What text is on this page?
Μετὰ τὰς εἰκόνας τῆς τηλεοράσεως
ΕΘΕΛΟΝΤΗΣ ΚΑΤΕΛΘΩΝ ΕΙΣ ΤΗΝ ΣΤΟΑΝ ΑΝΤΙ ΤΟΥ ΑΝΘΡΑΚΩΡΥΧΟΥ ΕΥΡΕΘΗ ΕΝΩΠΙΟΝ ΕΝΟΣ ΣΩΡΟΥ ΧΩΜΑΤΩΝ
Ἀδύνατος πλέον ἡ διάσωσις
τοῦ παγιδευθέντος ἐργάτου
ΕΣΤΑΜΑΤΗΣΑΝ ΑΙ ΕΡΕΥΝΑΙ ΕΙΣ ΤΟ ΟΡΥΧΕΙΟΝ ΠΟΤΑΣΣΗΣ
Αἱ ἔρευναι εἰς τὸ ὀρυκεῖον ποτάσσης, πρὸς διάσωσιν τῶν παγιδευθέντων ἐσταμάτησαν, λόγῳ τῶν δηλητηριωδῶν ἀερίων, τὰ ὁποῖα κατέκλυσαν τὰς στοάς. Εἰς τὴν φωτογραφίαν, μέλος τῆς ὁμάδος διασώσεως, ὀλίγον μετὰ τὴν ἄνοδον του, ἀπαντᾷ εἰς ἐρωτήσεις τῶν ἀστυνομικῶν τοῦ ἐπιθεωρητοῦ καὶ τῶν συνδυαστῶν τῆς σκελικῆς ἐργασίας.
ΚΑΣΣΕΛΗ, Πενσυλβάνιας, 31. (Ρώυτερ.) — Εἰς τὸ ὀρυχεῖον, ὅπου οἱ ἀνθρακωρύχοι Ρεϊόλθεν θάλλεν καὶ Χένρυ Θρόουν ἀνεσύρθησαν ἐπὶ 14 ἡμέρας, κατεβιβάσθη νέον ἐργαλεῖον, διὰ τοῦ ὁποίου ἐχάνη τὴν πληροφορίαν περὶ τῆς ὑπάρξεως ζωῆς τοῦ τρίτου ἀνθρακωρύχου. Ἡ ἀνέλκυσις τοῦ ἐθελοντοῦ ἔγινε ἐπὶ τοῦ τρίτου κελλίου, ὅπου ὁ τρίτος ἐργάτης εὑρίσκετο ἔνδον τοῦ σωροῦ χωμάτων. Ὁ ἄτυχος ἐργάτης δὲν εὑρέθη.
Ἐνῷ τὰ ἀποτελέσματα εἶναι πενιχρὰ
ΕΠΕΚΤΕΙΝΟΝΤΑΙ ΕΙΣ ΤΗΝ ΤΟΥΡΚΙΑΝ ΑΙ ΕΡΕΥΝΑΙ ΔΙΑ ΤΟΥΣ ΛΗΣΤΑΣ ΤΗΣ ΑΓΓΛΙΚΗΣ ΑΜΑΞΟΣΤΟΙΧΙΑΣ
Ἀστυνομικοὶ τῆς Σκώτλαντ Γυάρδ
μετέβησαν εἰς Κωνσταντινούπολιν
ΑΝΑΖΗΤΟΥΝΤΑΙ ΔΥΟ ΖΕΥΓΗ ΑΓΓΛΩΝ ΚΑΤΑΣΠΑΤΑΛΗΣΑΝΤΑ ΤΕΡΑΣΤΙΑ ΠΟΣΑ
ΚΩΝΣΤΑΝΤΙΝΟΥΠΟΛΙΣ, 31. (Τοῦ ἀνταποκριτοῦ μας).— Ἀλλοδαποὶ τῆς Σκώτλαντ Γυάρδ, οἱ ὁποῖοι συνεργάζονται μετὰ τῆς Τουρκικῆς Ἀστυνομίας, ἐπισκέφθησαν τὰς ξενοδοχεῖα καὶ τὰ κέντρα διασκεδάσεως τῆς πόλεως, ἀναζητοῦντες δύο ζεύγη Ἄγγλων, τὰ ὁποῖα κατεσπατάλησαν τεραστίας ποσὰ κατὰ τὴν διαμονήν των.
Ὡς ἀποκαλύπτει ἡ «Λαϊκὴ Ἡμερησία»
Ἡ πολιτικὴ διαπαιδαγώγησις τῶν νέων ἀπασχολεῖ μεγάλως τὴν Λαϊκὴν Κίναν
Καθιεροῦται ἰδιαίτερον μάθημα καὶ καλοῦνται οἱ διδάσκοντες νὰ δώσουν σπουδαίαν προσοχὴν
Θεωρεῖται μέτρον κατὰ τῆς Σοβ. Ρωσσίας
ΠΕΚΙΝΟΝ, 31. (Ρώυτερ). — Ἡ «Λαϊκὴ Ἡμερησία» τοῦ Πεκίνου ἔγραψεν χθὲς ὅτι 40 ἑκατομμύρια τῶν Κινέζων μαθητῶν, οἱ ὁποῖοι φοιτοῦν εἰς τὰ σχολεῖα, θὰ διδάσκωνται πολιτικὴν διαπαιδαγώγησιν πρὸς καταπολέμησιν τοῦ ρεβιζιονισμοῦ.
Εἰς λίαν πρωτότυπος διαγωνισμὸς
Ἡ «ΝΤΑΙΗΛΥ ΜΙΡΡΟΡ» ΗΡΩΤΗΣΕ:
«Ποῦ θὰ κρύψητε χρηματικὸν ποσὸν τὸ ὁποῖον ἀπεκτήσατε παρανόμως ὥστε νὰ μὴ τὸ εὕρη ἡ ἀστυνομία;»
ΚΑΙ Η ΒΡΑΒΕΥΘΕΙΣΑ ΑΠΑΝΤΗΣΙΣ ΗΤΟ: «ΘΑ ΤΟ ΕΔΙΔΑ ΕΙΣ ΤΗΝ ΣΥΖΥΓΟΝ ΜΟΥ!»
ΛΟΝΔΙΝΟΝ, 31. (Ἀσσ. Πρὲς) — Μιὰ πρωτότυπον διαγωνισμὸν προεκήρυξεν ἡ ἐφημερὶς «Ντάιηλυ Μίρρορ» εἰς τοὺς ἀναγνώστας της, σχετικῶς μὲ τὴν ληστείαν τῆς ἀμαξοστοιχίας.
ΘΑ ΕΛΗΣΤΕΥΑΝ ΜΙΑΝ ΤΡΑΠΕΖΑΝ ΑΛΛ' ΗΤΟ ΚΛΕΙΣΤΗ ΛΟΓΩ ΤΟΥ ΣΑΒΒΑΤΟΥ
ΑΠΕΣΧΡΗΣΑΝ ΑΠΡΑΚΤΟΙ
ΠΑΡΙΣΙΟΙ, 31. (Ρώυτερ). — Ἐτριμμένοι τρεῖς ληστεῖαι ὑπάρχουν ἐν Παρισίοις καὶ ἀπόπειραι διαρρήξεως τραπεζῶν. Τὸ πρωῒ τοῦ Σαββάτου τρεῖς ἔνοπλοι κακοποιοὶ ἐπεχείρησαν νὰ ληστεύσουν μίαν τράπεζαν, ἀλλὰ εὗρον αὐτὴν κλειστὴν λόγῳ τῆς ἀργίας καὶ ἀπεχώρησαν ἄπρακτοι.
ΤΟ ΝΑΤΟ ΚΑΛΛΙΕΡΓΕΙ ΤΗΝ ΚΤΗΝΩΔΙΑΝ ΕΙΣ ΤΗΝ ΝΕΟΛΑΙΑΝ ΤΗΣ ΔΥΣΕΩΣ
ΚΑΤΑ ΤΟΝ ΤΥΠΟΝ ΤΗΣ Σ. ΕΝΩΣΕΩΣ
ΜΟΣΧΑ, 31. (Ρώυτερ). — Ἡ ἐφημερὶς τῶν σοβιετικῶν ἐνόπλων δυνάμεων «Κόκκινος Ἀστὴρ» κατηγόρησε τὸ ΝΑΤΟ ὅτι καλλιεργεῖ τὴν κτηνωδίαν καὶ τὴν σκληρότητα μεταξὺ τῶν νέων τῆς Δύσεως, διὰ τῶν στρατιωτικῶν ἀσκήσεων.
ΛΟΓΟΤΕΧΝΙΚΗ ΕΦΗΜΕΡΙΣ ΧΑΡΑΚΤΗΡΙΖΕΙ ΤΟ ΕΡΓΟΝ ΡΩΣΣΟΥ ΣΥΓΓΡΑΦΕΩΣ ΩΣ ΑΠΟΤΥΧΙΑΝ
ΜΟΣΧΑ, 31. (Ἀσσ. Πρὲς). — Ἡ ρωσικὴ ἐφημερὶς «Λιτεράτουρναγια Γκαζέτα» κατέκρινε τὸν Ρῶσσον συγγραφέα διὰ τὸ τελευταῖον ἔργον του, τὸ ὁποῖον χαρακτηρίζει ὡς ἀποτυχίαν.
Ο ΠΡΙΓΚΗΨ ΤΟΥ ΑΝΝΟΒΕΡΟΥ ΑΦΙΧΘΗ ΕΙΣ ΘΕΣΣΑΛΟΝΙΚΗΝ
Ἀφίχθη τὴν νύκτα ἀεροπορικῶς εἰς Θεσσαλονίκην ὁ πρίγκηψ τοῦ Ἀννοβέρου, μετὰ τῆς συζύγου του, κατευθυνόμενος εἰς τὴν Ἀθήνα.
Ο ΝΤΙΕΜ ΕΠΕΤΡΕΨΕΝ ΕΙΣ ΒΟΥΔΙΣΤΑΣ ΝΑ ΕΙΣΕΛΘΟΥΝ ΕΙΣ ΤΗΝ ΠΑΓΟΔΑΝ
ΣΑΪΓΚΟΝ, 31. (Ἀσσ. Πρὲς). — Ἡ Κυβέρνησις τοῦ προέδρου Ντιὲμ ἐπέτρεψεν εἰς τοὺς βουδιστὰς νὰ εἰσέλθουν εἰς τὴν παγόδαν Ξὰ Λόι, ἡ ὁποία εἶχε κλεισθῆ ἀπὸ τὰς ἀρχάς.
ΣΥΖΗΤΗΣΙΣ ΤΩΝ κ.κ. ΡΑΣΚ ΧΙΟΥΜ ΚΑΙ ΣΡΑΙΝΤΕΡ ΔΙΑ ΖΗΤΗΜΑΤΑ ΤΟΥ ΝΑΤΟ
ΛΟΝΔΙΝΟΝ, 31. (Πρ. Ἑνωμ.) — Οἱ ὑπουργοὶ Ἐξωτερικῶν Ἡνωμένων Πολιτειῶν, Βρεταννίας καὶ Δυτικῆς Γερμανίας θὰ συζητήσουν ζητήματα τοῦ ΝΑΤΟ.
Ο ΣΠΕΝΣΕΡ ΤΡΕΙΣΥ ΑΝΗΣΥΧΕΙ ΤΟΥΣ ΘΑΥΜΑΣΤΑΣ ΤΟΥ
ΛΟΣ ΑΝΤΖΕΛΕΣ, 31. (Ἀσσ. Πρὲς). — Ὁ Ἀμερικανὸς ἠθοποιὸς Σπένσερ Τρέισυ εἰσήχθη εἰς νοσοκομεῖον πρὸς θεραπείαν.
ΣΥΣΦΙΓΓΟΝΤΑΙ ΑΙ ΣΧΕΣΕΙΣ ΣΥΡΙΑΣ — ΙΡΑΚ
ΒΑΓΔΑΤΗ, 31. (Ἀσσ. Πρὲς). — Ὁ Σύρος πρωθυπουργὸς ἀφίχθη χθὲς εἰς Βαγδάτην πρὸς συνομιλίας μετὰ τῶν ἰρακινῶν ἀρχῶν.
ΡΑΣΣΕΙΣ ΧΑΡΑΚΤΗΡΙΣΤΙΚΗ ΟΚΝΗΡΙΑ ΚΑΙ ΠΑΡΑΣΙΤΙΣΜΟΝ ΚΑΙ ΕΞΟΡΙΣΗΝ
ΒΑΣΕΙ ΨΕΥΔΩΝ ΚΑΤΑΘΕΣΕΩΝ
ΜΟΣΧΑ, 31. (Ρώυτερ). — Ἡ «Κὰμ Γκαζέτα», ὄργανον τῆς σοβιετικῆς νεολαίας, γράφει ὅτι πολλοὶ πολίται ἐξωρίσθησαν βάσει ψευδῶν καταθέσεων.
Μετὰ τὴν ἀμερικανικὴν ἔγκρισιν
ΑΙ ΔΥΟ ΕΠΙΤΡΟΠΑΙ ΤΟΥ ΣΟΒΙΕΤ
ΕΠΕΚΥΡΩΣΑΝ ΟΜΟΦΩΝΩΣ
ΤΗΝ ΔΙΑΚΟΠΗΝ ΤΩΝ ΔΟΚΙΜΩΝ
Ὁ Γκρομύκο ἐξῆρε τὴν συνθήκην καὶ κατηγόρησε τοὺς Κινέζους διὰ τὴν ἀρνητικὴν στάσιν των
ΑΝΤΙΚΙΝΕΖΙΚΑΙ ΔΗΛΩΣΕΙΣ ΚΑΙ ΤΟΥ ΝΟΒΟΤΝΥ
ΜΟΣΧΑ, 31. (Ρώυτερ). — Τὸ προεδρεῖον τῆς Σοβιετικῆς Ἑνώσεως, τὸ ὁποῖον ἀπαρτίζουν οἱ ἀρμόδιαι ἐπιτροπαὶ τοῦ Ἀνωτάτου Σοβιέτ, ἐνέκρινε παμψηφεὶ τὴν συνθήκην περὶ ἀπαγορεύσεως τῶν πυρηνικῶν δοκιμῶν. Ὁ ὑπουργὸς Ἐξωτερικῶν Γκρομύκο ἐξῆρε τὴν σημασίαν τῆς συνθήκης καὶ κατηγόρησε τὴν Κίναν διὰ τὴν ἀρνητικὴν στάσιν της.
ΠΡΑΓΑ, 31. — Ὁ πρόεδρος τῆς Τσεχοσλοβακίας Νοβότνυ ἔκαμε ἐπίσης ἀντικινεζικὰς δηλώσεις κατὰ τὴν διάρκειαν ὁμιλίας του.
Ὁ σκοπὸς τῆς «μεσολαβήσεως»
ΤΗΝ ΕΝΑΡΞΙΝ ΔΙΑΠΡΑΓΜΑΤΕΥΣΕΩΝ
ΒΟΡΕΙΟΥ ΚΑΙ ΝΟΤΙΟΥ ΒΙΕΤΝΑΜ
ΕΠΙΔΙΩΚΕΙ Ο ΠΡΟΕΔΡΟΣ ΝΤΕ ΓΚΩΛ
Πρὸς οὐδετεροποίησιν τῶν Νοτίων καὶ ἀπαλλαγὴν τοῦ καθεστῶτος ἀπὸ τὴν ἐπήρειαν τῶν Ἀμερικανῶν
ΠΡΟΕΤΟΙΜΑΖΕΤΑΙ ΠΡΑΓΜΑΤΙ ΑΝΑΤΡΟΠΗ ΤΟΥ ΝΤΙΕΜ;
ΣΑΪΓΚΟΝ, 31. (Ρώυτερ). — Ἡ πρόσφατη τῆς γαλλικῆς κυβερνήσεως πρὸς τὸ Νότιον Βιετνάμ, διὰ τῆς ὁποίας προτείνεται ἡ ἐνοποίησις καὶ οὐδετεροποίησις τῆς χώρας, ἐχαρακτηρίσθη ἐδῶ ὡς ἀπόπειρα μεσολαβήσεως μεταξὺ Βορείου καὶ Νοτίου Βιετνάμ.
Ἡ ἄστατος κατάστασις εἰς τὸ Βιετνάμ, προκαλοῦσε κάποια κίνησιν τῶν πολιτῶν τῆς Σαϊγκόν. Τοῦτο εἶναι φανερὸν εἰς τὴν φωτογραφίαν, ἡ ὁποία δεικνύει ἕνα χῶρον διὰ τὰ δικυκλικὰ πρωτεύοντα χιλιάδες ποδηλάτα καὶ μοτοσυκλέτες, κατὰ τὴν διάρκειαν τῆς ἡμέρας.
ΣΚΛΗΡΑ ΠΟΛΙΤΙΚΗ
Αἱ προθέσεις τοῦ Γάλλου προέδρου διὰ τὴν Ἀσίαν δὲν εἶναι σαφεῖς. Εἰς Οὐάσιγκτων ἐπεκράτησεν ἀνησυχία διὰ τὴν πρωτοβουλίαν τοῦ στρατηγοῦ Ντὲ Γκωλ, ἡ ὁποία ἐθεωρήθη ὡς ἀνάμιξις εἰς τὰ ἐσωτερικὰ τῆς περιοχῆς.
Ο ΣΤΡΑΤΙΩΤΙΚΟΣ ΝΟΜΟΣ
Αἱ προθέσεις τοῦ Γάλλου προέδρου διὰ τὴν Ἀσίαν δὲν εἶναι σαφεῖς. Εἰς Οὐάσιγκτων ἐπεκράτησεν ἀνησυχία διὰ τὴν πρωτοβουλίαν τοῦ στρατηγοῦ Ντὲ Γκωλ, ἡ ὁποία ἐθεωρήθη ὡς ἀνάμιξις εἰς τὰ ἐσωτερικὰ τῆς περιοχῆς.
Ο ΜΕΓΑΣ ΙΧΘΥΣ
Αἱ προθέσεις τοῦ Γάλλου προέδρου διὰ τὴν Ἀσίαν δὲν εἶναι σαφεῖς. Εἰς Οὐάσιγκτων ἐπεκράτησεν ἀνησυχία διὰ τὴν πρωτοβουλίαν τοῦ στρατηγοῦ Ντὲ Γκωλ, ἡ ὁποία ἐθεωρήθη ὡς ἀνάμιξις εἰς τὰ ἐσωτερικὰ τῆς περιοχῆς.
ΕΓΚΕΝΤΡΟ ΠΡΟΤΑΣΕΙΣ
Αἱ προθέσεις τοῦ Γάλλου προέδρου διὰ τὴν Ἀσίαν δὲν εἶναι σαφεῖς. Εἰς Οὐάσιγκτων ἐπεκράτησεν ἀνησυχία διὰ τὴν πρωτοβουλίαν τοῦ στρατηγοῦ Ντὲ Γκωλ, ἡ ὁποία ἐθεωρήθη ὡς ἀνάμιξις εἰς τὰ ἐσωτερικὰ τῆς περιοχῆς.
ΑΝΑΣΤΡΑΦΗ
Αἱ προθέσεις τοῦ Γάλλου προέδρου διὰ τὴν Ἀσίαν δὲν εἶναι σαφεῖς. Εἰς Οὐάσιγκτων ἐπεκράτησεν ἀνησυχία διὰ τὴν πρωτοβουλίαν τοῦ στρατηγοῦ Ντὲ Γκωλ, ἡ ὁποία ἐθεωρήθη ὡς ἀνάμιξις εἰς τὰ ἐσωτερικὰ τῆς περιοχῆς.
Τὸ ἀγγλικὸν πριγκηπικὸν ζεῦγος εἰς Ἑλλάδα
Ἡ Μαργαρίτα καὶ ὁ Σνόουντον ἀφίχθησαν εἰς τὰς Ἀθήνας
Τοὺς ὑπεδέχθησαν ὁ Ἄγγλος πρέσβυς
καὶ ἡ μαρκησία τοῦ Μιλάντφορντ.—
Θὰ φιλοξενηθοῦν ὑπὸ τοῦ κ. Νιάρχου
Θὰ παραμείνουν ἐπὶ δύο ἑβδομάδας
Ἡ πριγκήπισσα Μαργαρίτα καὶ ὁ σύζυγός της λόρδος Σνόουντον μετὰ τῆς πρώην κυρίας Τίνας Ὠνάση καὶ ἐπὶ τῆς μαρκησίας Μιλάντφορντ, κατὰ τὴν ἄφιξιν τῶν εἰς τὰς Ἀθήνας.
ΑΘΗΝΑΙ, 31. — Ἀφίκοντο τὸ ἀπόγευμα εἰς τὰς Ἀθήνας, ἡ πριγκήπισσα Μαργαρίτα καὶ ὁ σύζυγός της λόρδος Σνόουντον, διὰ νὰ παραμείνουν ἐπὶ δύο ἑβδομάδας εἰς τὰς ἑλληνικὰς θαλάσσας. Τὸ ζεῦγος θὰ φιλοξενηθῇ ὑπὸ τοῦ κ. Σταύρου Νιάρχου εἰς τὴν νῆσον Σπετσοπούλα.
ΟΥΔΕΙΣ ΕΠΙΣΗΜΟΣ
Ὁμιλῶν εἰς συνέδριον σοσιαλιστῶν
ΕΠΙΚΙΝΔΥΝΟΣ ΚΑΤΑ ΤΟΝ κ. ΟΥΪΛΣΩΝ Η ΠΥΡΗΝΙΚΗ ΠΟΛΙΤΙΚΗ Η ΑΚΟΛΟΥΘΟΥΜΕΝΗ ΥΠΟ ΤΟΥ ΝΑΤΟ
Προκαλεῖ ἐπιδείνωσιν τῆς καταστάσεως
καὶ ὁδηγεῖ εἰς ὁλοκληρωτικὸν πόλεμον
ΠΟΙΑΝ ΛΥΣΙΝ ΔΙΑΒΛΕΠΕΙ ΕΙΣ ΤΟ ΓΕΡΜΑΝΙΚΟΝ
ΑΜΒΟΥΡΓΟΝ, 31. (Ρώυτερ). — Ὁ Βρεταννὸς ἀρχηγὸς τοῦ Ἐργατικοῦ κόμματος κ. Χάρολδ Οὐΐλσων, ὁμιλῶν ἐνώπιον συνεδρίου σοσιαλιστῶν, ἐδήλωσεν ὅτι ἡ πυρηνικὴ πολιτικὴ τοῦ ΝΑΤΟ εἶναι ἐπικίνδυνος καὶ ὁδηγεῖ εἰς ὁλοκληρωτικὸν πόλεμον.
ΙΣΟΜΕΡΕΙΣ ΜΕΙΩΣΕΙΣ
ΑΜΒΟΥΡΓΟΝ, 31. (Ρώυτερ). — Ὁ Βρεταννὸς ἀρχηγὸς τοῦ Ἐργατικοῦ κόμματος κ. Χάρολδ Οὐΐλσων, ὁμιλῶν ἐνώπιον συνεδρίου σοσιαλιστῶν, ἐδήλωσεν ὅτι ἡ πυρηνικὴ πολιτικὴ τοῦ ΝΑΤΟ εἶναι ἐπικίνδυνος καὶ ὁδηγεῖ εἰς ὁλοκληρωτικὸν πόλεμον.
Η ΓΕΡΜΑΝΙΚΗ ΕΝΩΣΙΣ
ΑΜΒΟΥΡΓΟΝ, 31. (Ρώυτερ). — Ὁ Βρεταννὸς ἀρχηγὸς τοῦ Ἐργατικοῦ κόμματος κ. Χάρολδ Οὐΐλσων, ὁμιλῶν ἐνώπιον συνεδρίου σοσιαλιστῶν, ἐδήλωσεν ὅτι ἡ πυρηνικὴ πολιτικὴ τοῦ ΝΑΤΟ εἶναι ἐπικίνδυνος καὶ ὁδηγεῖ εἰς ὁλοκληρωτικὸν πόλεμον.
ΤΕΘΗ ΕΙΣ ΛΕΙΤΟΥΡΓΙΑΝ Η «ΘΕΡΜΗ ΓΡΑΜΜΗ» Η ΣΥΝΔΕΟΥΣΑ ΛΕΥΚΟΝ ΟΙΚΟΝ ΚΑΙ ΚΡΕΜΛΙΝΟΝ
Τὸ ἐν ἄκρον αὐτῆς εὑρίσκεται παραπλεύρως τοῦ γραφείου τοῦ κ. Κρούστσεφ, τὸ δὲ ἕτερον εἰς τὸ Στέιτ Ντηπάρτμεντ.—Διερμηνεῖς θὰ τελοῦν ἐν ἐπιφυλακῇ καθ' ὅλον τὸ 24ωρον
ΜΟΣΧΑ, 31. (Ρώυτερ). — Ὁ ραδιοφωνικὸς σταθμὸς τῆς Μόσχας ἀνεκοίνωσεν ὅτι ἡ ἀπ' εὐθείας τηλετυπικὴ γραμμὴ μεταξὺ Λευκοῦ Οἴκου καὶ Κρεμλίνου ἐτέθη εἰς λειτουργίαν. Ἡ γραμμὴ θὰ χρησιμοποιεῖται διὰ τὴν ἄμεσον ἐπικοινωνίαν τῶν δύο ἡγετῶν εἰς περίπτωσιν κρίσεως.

+++

Pull out all lines containing the word "Ἐξωτερικῶν" from the entries above.

ΛΟΝΔΙΝΟΝ, 31. (Πρ. Ἑνωμ.) — Οἱ ὑπουργοὶ Ἐξωτερικῶν Ἡνωμένων Πολιτειῶν, Βρεταννίας καὶ Δυτικῆς Γερμανίας θὰ συζητήσουν ζητήματα τοῦ ΝΑΤΟ.
ΜΟΣΧΑ, 31. (Ρώυτερ). — Τὸ προεδρεῖον τῆς Σοβιετικῆς Ἑνώσεως, τὸ ὁποῖον ἀπαρτίζουν οἱ ἀρμόδιαι ἐπιτροπαὶ τοῦ Ἀνωτάτου Σοβιέτ, ἐνέκρινε παμψηφεὶ τὴν συνθήκην περὶ ἀπαγορεύσεως τῶν πυρηνικῶν δοκιμῶν. Ὁ ὑπουργὸς Ἐξωτερικῶν Γκρομύκο ἐξῆρε τὴν σημασίαν τῆς συνθήκης καὶ κατηγόρησε τὴν Κίναν διὰ τὴν ἀρνητικὴν στάσιν της.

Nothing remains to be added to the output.